• **REQUIRED WORK**:
Extract, from the records beneath this instruction, each line that contains the word "clock".

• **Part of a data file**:
☆ ☆ ☆ ☆ ☆

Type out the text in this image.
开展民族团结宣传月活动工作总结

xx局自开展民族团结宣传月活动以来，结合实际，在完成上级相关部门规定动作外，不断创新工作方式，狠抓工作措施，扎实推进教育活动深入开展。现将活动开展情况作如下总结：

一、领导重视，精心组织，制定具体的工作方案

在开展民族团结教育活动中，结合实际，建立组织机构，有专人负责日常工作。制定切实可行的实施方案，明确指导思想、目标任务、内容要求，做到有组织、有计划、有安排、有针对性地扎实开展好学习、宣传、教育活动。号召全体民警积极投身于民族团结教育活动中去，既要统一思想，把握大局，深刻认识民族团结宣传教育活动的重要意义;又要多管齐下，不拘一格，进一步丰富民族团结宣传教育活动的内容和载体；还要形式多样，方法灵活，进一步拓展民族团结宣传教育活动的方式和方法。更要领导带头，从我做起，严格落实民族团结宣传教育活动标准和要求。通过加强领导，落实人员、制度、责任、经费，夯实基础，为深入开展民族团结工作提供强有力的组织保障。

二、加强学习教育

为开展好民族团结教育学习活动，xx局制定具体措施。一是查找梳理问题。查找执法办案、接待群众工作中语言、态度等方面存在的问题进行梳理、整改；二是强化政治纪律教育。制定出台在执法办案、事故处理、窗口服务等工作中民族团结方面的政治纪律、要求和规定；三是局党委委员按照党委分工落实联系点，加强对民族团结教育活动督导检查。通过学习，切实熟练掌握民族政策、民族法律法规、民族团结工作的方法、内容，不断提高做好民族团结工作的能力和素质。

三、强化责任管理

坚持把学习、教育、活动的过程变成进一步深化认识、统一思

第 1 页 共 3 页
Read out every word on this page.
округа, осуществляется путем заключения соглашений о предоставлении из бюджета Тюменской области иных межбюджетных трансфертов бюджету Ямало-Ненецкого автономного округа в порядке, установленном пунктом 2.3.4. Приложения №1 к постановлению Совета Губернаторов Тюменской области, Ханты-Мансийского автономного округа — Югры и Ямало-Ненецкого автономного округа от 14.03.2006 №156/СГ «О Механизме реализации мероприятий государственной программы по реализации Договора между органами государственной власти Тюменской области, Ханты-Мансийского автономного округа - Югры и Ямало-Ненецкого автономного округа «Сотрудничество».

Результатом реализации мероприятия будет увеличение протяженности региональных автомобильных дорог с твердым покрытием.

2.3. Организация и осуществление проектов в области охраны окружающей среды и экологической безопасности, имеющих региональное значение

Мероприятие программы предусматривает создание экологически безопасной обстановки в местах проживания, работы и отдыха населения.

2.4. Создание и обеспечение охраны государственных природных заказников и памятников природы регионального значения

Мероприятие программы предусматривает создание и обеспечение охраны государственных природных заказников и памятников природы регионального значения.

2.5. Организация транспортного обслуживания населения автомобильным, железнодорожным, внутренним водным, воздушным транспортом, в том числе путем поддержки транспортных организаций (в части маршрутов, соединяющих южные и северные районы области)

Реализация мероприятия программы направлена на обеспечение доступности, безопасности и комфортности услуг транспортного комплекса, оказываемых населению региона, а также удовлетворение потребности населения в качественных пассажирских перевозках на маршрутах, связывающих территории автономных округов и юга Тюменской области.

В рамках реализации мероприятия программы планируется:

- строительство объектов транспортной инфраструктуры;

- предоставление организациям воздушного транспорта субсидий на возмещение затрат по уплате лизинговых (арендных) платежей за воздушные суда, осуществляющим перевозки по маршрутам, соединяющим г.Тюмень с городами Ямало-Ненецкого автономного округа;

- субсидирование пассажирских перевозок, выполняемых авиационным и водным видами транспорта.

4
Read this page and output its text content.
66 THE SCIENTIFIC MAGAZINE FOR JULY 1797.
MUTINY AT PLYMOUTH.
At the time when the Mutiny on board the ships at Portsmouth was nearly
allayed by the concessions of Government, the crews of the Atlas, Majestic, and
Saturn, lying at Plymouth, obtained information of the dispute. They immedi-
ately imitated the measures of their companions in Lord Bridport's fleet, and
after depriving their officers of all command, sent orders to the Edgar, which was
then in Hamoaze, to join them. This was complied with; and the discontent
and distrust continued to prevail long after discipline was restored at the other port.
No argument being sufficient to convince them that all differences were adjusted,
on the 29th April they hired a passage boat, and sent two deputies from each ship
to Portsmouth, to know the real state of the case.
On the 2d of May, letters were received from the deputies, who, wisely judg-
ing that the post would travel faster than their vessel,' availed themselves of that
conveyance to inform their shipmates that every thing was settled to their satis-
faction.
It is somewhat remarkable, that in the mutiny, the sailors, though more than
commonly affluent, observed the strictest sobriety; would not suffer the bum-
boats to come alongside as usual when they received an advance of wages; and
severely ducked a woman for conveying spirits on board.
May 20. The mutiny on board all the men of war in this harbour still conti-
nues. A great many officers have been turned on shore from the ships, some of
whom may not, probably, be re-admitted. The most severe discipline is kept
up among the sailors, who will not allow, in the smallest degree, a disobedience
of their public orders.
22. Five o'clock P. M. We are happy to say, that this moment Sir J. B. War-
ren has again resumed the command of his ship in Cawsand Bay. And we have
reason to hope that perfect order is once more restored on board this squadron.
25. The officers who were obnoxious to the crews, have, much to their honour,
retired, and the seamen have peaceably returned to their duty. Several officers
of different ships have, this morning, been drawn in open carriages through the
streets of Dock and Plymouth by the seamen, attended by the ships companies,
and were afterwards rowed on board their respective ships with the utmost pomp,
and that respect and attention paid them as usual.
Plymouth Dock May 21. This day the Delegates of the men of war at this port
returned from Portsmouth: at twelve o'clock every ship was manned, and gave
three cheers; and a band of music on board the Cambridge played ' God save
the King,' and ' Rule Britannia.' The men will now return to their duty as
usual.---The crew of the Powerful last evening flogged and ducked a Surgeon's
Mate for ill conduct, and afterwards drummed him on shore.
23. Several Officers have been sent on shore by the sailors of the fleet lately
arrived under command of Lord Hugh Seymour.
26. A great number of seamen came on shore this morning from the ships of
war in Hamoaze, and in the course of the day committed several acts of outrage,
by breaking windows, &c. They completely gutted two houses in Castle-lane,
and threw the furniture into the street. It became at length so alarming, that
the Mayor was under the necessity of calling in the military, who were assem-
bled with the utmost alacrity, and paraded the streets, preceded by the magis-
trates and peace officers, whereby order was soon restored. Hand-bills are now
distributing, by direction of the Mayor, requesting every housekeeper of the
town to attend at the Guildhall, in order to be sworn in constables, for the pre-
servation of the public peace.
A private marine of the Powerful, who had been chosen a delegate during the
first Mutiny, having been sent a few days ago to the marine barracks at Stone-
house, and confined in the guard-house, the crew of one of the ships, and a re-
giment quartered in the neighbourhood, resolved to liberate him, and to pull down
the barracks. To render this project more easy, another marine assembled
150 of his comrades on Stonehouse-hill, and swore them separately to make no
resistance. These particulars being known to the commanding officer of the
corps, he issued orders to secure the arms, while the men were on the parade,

☆ ☆ ☆ ☆ ☆

• **RIGHT ANSWER**:
22. Five o'clock P. M. We are happy to say, that this moment Sir J. B. War-
returned from Portsmouth: at twelve o'clock every ship was manned, and gave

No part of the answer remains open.